→ Task instructions:
Make an exact copy of each entry, leaving out every picture.

====================

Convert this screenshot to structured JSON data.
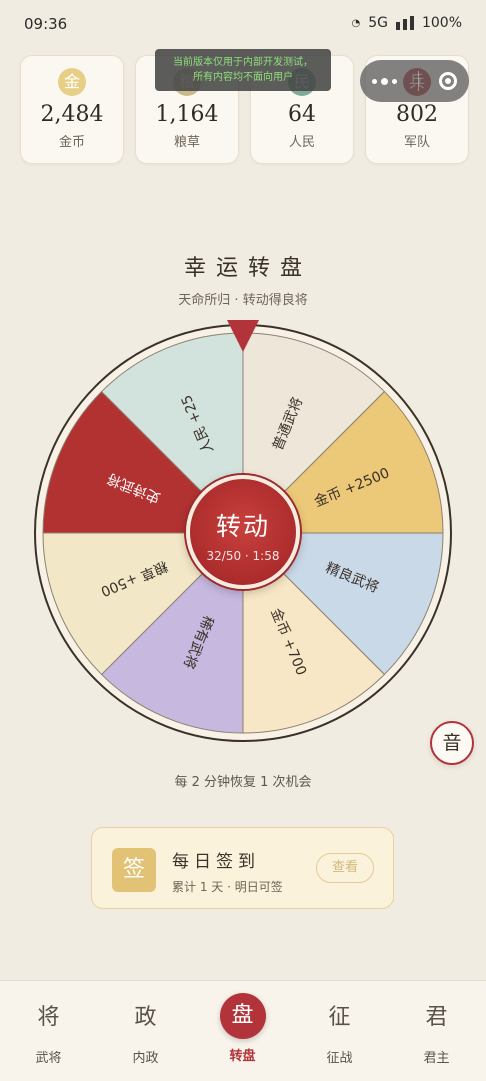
{
  "status_bar": {
    "time": "09:36",
    "network": "5G",
    "battery": "100%"
  },
  "dev_notice": {
    "line1": "当前版本仅用于内部开发测试，",
    "line2": "所有内容均不面向用户"
  },
  "resources": [
    {
      "icon": "金",
      "value": "2,484",
      "label": "金币",
      "icon_bg": "#e8cf86",
      "icon_color": "#ffffff"
    },
    {
      "icon": "粮",
      "value": "1,164",
      "label": "粮草",
      "icon_bg": "#c9b98a",
      "icon_color": "#ffffff"
    },
    {
      "icon": "民",
      "value": "64",
      "label": "人民",
      "icon_bg": "#7fa99b",
      "icon_color": "#ffffff"
    },
    {
      "icon": "兵",
      "value": "802",
      "label": "军队",
      "icon_bg": "#b2333a",
      "icon_color": "#ffffff"
    }
  ],
  "wheel": {
    "title": "幸运转盘",
    "subtitle": "天命所归 · 转动得良将",
    "segments": [
      {
        "label": "普通武将",
        "color": "#efe6da"
      },
      {
        "label": "金币 +2500",
        "color": "#ecc978"
      },
      {
        "label": "精良武将",
        "color": "#c9d9e8"
      },
      {
        "label": "金币 +700",
        "color": "#f8e7c6"
      },
      {
        "label": "稀有武将",
        "color": "#c7b8df"
      },
      {
        "label": "粮草 +500",
        "color": "#f2e8c8"
      },
      {
        "label": "史诗武将",
        "color": "#b23232"
      },
      {
        "label": "人民 +25",
        "color": "#d2e2dc"
      }
    ],
    "spin_label": "转动",
    "spin_counter": "32/50 · 1:58",
    "recover_text": "每 2 分钟恢复 1 次机会",
    "pointer_color": "#b2333a"
  },
  "sound_button": {
    "label": "音"
  },
  "daily_checkin": {
    "icon": "签",
    "title": "每日签到",
    "subtitle": "累计 1 天 · 明日可签",
    "button": "查看"
  },
  "tabs": [
    {
      "glyph": "将",
      "label": "武将",
      "active": false
    },
    {
      "glyph": "政",
      "label": "内政",
      "active": false
    },
    {
      "glyph": "盘",
      "label": "转盘",
      "active": true
    },
    {
      "glyph": "征",
      "label": "征战",
      "active": false
    },
    {
      "glyph": "君",
      "label": "君主",
      "active": false
    }
  ]
}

====================

→ Exercise answer:
Convert this screenshot to structured JSON data.
{
  "status_bar": {
    "time": "09:36",
    "network": "5G",
    "battery": "100%"
  },
  "dev_notice": {
    "line1": "当前版本仅用于内部开发测试，",
    "line2": "所有内容均不面向用户"
  },
  "resources": [
    {
      "icon": "金",
      "value": "2,484",
      "label": "金币",
      "icon_bg": "#e8cf86",
      "icon_color": "#ffffff"
    },
    {
      "icon": "粮",
      "value": "1,164",
      "label": "粮草",
      "icon_bg": "#c9b98a",
      "icon_color": "#ffffff"
    },
    {
      "icon": "民",
      "value": "64",
      "label": "人民",
      "icon_bg": "#7fa99b",
      "icon_color": "#ffffff"
    },
    {
      "icon": "兵",
      "value": "802",
      "label": "军队",
      "icon_bg": "#b2333a",
      "icon_color": "#ffffff"
    }
  ],
  "wheel": {
    "title": "幸运转盘",
    "subtitle": "天命所归 · 转动得良将",
    "segments": [
      {
        "label": "普通武将",
        "color": "#efe6da"
      },
      {
        "label": "金币 +2500",
        "color": "#ecc978"
      },
      {
        "label": "精良武将",
        "color": "#c9d9e8"
      },
      {
        "label": "金币 +700",
        "color": "#f8e7c6"
      },
      {
        "label": "稀有武将",
        "color": "#c7b8df"
      },
      {
        "label": "粮草 +500",
        "color": "#f2e8c8"
      },
      {
        "label": "史诗武将",
        "color": "#b23232"
      },
      {
        "label": "人民 +25",
        "color": "#d2e2dc"
      }
    ],
    "spin_label": "转动",
    "spin_counter": "32/50 · 1:58",
    "recover_text": "每 2 分钟恢复 1 次机会",
    "pointer_color": "#b2333a"
  },
  "sound_button": {
    "label": "音"
  },
  "daily_checkin": {
    "icon": "签",
    "title": "每日签到",
    "subtitle": "累计 1 天 · 明日可签",
    "button": "查看"
  },
  "tabs": [
    {
      "glyph": "将",
      "label": "武将",
      "active": false
    },
    {
      "glyph": "政",
      "label": "内政",
      "active": false
    },
    {
      "glyph": "盘",
      "label": "转盘",
      "active": true
    },
    {
      "glyph": "征",
      "label": "征战",
      "active": false
    },
    {
      "glyph": "君",
      "label": "君主",
      "active": false
    }
  ]
}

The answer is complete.